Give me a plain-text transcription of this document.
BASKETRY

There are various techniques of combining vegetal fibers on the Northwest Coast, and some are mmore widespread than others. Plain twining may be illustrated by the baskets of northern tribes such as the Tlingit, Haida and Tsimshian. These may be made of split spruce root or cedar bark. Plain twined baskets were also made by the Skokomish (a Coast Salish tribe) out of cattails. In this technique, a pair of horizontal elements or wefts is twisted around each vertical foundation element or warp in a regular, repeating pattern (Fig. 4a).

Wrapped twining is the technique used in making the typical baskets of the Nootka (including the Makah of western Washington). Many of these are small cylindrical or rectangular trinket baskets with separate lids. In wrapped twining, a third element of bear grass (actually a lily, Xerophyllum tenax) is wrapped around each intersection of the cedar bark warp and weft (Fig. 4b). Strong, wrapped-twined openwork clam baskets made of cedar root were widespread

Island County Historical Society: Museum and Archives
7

=======

#### YOUR INSTRUCTIONS
Write the data out again in full and exactly.

#### PROBLEM SOLUTION
Give me a plain-text transcription of this document.
BASKETRY

There are various techniques of combining vegetal fibers on the Northwest Coast, and some are mmore widespread than others. Plain twining may be illustrated by the baskets of northern tribes such as the Tlingit, Haida and Tsimshian. These may be made of split spruce root or cedar bark. Plain twined baskets were also made by the Skokomish (a Coast Salish tribe) out of cattails. In this technique, a pair of horizontal elements or wefts is twisted around each vertical foundation element or warp in a regular, repeating pattern (Fig. 4a).

Wrapped twining is the technique used in making the typical baskets of the Nootka (including the Makah of western Washington). Many of these are small cylindrical or rectangular trinket baskets with separate lids. In wrapped twining, a third element of bear grass (actually a lily, Xerophyllum tenax) is wrapped around each intersection of the cedar bark warp and weft (Fig. 4b). Strong, wrapped-twined openwork clam baskets made of cedar root were widespread

Island County Historical Society: Museum and Archives
7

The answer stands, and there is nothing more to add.